__Exploration du contenu__
1 > D'après le billet sur le Tenori On, de combien d'instruments synthétiques l'appareil dispose-t-il ?
2 > Poursuivez le billet sur le Tenori On à partir de sa dernière phrase.

__Bloc de texte__
- - - - - - -
13 avril 2008

Tenori On my mind...

Bon, ben voilà, je l'ai testé.
J'ai passé une bonne trentaine de minutes en tête-à-tête avec le Tenori On, lors de la soirée de lancement de la bête, vendredi dernier, dans une des salles d'exposition de la Société des Arts Technologiques, soirée organisée avec le concours de Yamaha Canada et Yamaha Design Tokyo, en présence de Nishibori san, lead designer chez Yamaha (le petit bonhomme qu'on voit sur la vidéo), qui a donc eu la responsabilité de concrétiser le projet, sous l'égide du non moins présent Toshio Iwai, que je ne vais pas présenter ici, tant cela a déjà été fait (suivez un peu, que diable).

Je suis arrivé 3 bons quarts d'heure avant le début des hostilités (à savoir, 4 concerts, 1 lecture d'Iwai san, suivie de3 autres performances), et bien m'en a pris car j'ai pu tester l'engin pendant une demi heure, avant que la salle ne soit désespérément envahie d'artistes à mèches et autres gens peu recommandables (salut Tendo \o/ ).

Autant le dire franchement, j'ai beaucoup apprécié ces quelques minutes de bidouillage. Malgré une interface plus absconse que la logique derrière le prix de RockBand en Europe (oui, c'est une logique très absconse), le Tenori On s'utilise de façon assez instinctive :
Au démarrage, on arrive sur le mode Score, qui est un step sequencer sur 16 pulsations. A la manière du Kaossilator, on dispose d'une pléthore d'instruments synthétiques (253 pour être précis, dont 14 kits de batterie, soit environ 3 fois la bibliothèque du kaossilator, ce qui n'est pas rien), instruments qui ont pour la plupart des sonorités assez douces, et généralement très pures, voire fades, à vrai dire.
- - - - - - -
__Contenu des données__

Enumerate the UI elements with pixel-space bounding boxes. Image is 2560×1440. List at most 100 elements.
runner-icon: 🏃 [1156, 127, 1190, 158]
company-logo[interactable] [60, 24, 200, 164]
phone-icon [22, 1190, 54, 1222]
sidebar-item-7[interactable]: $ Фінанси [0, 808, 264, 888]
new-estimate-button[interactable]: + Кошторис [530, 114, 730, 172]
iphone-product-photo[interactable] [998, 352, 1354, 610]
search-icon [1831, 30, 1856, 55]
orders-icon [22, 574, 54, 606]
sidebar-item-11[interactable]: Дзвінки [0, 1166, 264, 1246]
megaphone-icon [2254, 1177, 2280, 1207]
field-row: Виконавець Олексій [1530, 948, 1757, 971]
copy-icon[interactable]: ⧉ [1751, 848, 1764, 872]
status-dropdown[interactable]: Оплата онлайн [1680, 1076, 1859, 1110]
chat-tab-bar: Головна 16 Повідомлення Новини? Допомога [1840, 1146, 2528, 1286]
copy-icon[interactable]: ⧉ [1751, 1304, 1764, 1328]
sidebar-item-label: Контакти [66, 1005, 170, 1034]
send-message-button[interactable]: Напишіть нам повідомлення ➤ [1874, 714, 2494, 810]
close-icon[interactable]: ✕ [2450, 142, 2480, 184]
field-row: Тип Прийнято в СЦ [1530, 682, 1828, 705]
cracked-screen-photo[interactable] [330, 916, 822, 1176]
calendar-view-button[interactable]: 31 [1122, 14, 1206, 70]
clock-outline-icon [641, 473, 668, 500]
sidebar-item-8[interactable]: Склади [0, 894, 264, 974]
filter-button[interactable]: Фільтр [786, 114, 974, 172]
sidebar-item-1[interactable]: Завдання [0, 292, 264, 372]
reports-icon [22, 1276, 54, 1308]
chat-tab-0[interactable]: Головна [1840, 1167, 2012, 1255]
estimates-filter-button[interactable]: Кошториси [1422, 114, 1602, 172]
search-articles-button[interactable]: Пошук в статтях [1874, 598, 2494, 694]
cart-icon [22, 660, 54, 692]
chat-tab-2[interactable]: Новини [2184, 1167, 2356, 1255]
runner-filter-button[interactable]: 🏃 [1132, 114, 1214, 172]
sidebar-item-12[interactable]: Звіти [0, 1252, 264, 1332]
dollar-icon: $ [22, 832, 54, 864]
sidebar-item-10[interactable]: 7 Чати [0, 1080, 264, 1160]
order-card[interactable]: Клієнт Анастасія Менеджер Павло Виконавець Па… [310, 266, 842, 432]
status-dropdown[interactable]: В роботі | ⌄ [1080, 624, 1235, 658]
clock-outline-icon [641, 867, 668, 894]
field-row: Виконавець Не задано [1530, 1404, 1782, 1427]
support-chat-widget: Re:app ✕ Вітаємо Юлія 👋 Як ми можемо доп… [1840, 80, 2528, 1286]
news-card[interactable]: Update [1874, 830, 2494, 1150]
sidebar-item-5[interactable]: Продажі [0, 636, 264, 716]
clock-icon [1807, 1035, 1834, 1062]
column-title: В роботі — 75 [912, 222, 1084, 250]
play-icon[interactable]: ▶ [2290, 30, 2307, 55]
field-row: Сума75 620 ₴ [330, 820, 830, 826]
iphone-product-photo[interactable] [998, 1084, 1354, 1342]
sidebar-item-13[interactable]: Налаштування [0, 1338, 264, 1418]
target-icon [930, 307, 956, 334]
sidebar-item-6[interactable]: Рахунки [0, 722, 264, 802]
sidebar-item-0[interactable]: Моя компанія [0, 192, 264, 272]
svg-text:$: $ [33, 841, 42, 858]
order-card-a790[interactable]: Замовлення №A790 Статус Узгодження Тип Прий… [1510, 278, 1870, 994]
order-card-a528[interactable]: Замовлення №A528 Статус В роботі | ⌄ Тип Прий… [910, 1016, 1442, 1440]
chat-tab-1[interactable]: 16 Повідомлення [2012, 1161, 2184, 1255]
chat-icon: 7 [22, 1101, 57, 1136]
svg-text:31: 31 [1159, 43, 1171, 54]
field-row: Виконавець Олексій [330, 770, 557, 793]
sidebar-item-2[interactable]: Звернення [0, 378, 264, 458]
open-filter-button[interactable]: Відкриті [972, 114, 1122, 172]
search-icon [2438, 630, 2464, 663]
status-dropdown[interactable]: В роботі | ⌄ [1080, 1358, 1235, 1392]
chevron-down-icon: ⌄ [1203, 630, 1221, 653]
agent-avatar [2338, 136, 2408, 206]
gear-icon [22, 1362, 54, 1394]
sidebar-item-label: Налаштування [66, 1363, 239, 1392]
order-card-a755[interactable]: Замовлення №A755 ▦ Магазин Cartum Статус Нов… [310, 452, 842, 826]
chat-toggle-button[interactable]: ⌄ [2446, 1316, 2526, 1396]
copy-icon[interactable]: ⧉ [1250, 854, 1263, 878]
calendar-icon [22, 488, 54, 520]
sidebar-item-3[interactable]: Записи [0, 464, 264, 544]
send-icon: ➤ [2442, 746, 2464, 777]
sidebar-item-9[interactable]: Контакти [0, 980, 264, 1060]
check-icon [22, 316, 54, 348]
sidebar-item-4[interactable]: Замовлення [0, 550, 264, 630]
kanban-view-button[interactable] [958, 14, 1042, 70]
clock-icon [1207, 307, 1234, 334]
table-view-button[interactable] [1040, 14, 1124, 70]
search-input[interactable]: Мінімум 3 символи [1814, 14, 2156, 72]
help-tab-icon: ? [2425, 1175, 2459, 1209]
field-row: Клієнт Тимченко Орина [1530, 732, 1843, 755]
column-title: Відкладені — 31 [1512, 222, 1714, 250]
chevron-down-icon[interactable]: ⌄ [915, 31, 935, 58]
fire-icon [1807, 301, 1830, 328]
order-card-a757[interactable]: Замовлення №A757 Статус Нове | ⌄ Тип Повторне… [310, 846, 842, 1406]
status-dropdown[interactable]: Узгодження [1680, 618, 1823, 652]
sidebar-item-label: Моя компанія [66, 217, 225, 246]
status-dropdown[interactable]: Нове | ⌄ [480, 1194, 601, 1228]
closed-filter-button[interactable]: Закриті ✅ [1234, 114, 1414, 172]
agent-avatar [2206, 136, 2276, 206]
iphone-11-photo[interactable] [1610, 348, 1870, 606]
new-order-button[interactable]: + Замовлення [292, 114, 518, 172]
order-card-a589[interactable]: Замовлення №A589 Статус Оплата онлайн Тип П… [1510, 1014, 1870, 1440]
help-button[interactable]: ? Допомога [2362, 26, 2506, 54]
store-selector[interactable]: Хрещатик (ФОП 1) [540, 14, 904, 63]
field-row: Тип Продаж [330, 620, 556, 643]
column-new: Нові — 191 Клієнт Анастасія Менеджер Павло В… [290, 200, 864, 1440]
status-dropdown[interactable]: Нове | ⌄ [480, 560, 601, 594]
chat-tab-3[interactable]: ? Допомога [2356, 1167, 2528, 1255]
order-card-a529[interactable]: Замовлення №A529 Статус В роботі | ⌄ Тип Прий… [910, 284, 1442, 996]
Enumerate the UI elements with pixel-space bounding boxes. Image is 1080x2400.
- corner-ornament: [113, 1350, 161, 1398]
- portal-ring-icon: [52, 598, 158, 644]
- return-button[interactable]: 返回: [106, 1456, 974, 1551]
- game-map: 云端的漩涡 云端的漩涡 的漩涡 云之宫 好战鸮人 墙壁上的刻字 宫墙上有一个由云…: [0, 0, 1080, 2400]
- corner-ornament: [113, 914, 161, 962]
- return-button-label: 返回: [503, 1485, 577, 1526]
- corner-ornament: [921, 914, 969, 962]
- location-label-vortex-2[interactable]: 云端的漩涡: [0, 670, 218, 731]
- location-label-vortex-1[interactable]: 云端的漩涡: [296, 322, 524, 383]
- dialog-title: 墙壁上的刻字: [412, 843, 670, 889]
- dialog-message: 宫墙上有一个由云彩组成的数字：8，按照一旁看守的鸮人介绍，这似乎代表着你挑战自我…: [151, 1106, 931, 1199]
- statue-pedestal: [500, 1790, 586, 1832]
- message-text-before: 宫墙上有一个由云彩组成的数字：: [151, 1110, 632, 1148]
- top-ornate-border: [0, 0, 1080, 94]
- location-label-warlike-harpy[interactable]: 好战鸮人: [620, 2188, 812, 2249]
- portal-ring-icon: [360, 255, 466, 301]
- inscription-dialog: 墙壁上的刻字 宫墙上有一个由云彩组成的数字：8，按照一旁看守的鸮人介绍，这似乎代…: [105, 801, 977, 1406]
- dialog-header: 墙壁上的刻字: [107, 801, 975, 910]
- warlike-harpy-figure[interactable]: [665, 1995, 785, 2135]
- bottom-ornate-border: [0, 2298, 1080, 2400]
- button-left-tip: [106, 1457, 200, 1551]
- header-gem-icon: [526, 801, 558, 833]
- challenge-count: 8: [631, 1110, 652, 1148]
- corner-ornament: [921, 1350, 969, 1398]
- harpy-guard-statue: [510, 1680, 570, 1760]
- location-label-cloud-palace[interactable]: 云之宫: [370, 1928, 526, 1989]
- - - - - - -
__Réponses aux exercices__
1 > 253 instruments, dont 14 kits de batterie.

2 >
Les colonnes représentent chacune des 16 pulsations, tandis que les lignes sont assignées au pitch des notes. Encore une fois comme le kaossilator, il est possible de choisir la gamme utilisée sur ces 16 notes parmi les 7 harmonisations (allez, on dépoussière le solfège : Ionien, Dorien, Phrygien, Lydien, Mixolydien, Aéolien, Locridien, ouf) ainsi qu'un mode chromatique.

Une fois le score terminé, on peut soit passer à l'un des 5 autres modes (Random, Draw, Bounce, Push, Solo), soit continuer en mode score, sur un autre calque. Il est possible d'en superposer 7 en mode Score, 3 en Random, et 2 en Draw.
Evidemment, je dresse là un portrait très succinct des capacités de la machine, notamment en ce qui concerne ses capacités MIDI, puisqu'il dispose d'une entrée/sortie MIDI propriétaire permettant la sychronisation entre deux Tenori On ou encore d'utiliser l'instrument en tant que Master.

J'allais quitter la borne sur laquelle je bavais depuis une demi-heure quand un grand japonais à la mine sympathique est venu me demander mes impressions. C'était Motohisa san, salesman -pour faire court- chez Yamaha Canada. Nous avons discuté pendant assez longtemps, un peu de l'appareil et de son futur incertain (on m'a parlé d'"idées", de vagues "projets" avec Iwai san, rien de bien probable si vous voulez mon avis) et beaucoup de Kyoto, de la région de laquelle "Moto" san est originaire.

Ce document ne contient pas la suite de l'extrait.